---- Entries shown

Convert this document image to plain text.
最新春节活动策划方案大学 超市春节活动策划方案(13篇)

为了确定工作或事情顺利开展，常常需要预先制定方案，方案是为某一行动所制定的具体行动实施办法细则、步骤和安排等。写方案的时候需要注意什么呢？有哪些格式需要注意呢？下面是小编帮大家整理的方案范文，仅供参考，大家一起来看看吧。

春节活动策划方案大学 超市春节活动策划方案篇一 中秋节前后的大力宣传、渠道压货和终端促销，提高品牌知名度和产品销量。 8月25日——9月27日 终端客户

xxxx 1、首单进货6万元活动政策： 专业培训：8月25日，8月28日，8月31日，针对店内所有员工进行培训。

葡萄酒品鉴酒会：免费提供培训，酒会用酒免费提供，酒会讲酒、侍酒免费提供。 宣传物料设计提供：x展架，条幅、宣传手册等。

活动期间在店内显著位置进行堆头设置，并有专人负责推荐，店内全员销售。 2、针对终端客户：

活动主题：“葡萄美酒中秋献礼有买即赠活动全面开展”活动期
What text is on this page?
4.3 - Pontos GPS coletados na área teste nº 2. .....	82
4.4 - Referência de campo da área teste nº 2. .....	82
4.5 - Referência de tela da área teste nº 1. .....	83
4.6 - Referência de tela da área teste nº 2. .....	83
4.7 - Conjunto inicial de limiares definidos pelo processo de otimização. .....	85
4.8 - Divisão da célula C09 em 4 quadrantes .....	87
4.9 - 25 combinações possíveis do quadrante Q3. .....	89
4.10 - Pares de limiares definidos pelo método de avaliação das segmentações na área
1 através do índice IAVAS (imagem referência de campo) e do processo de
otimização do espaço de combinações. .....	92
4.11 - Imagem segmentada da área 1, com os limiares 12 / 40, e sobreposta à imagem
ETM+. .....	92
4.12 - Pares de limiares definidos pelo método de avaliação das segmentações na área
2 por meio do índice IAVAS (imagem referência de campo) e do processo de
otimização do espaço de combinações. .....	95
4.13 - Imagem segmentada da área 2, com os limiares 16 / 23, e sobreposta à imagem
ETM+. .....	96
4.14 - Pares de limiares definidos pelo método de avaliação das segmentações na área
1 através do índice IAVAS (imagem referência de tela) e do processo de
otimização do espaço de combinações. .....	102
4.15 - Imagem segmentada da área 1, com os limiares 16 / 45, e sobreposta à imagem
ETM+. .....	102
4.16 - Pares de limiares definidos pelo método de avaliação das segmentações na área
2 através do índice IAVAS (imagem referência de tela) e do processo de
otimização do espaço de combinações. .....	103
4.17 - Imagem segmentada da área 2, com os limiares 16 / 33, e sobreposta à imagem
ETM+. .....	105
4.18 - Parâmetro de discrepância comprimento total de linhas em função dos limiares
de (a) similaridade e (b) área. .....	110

--------

→ **The exercise**: The word "segmentada" appears in how many lines of the records? Give the number only.

→ **Worked solution**: 4